Aim of the exercise:
Reproduce the listing below without any change.

(Dataset items)
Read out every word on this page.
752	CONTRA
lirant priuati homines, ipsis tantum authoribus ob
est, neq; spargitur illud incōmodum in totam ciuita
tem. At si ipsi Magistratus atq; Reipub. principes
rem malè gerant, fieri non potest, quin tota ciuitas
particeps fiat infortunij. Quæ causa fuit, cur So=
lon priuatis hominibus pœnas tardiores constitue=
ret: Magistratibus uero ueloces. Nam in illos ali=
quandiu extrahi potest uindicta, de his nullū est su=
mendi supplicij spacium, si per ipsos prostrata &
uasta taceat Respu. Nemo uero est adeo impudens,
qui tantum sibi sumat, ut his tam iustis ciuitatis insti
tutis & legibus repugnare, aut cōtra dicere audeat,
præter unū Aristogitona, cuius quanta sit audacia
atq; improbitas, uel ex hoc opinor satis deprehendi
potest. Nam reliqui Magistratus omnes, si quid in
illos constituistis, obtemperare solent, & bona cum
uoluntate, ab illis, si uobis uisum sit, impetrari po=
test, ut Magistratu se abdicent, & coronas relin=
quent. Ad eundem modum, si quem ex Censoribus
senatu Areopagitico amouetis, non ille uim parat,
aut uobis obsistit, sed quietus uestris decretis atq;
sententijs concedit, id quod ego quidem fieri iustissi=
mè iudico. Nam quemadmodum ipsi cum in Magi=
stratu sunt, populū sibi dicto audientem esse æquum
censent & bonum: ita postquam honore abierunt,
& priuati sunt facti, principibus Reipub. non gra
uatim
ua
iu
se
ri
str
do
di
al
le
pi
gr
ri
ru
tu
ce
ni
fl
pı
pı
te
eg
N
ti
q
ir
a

Correct answer:
Read out every word on this page.
752	CONTRA
lirant priuati homines, ipsis tantum authoribus ob
est, neq; spargitur illud incōmodum in totam ciuita
tem. At si ipsi Magistratus atq; Reipub. principes
rem malè gerant, fieri non potest, quin tota ciuitas
particeps fiat infortunij. Quæ causa fuit, cur So=
lon priuatis hominibus pœnas tardiores constitue=
ret: Magistratibus uero ueloces. Nam in illos ali=
quandiu extrahi potest uindicta, de his nullū est su=
mendi supplicij spacium, si per ipsos prostrata &
uasta taceat Respu. Nemo uero est adeo impudens,
qui tantum sibi sumat, ut his tam iustis ciuitatis insti
tutis & legibus repugnare, aut cōtra dicere audeat,
præter unū Aristogitona, cuius quanta sit audacia
atq; improbitas, uel ex hoc opinor satis deprehendi
potest. Nam reliqui Magistratus omnes, si quid in
illos constituistis, obtemperare solent, & bona cum
uoluntate, ab illis, si uobis uisum sit, impetrari po=
test, ut Magistratu se abdicent, & coronas relin=
quent. Ad eundem modum, si quem ex Censoribus
senatu Areopagitico amouetis, non ille uim parat,
aut uobis obsistit, sed quietus uestris decretis atq;
sententijs concedit, id quod ego quidem fieri iustissi=
mè iudico. Nam quemadmodum ipsi cum in Magi=
stratu sunt, populū sibi dicto audientem esse æquum
censent & bonum: ita postquam honore abierunt,
& priuati sunt facti, principibus Reipub. non gra
uatim
ua
iu
se
ri
str
do
di
al
le
pi
gr
ri
ru
tu
ce
ni
fl
pı
pı
te
eg
N
ti
q
ir
a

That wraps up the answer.